> [DOCUMENT SECTION]
::::

12. Largest Rectangle in Histogram
Given n non-negative integers representing the histogram's bar height where the width of each bar is 1, find the area of largest rectangle in the histogram.
Example 1:
Input: [2,1,5,6,2,3]
Output: 10Example 2:
Input: heights = [2,4]
Output: 4Solution I: (Brute Force)
Algorithm:
Find the max area for a bar
Finding the leftmost valid limit Finding the rightmost valid limit Finding the area
class Solution
{
public:
int largestRectangleArea(vector<int> &heights)
{
int maxArea = INT_MIN;
for (int i = 0; i < heights.size(); i++)
{
//Finding left most limit
int j, k;
for (j = i; j >= 0; j--)
{
if (heights[j] < heights[i])

::::

> [DATASET RECORDS]
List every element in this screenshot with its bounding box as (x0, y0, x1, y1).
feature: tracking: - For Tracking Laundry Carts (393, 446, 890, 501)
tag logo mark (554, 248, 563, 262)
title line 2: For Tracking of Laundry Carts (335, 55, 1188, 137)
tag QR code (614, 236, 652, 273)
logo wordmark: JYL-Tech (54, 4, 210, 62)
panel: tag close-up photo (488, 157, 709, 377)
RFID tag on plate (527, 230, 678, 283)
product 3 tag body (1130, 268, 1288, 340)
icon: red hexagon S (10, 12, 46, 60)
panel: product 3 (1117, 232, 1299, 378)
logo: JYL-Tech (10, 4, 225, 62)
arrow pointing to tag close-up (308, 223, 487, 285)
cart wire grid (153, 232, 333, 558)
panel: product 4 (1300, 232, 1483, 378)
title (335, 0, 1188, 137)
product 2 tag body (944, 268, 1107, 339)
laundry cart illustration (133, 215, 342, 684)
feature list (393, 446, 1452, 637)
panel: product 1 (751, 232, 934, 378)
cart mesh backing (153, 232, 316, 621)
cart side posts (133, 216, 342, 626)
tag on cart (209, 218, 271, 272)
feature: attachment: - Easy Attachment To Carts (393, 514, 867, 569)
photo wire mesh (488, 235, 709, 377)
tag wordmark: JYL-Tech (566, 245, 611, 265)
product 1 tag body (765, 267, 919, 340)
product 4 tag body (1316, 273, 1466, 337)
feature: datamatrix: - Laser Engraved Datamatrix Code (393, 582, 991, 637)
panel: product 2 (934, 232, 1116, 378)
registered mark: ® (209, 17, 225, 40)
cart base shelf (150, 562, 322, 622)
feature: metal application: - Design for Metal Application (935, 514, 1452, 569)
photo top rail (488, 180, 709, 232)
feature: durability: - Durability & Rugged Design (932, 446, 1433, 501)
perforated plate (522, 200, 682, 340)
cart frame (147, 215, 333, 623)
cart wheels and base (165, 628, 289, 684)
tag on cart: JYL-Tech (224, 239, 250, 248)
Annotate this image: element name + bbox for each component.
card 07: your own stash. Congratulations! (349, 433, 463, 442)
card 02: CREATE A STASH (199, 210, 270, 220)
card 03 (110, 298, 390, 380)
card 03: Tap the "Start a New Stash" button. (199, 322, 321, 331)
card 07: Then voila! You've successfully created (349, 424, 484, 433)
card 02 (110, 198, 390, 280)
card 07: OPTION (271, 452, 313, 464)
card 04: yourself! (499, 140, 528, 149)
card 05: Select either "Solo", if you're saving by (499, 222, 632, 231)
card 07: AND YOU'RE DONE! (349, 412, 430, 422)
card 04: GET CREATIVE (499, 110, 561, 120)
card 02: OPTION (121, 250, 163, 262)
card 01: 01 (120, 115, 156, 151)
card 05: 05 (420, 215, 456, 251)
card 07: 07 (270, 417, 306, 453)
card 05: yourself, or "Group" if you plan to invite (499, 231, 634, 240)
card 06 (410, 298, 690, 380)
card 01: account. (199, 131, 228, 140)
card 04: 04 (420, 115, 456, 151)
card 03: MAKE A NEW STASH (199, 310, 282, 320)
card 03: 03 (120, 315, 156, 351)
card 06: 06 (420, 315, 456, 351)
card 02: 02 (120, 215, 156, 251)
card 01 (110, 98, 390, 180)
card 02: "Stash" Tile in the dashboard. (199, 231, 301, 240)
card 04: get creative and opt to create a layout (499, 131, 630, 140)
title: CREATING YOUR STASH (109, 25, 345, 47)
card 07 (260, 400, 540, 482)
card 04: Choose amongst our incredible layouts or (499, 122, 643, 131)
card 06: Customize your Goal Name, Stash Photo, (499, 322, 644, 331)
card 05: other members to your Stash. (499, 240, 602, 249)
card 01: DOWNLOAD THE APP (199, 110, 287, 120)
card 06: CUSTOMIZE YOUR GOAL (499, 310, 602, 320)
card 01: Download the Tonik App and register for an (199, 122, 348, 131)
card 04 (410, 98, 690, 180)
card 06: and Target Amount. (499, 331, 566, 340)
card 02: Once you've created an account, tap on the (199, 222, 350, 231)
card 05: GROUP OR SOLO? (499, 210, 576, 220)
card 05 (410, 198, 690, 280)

::::

> [PROBLEMS AND TASKS]
• a. From the histogram problem text, extract verbatim everything between "12. Largest Rectangle" and "in the histogram.", inclusive.
• b. Sum up the histogram problem text in two sentences.
• c. According to the histogram problem text, what is the width of each bar?

> [TASK RESPONSES]
• a.
12. Largest Rectangle in Histogram
Given n non-negative integers representing the histogram's bar height where the width of each bar is 1, find the area of largest rectangle in the histogram.

• b. The problem gives non-negative integers as the bar heights of a histogram, each bar 1 wide, and asks for the area of the largest rectangle in it. The brute-force approach finds the max area for a bar by finding its leftmost valid limit, then its rightmost valid limit, then the area.

• c. Each bar has a width of 1.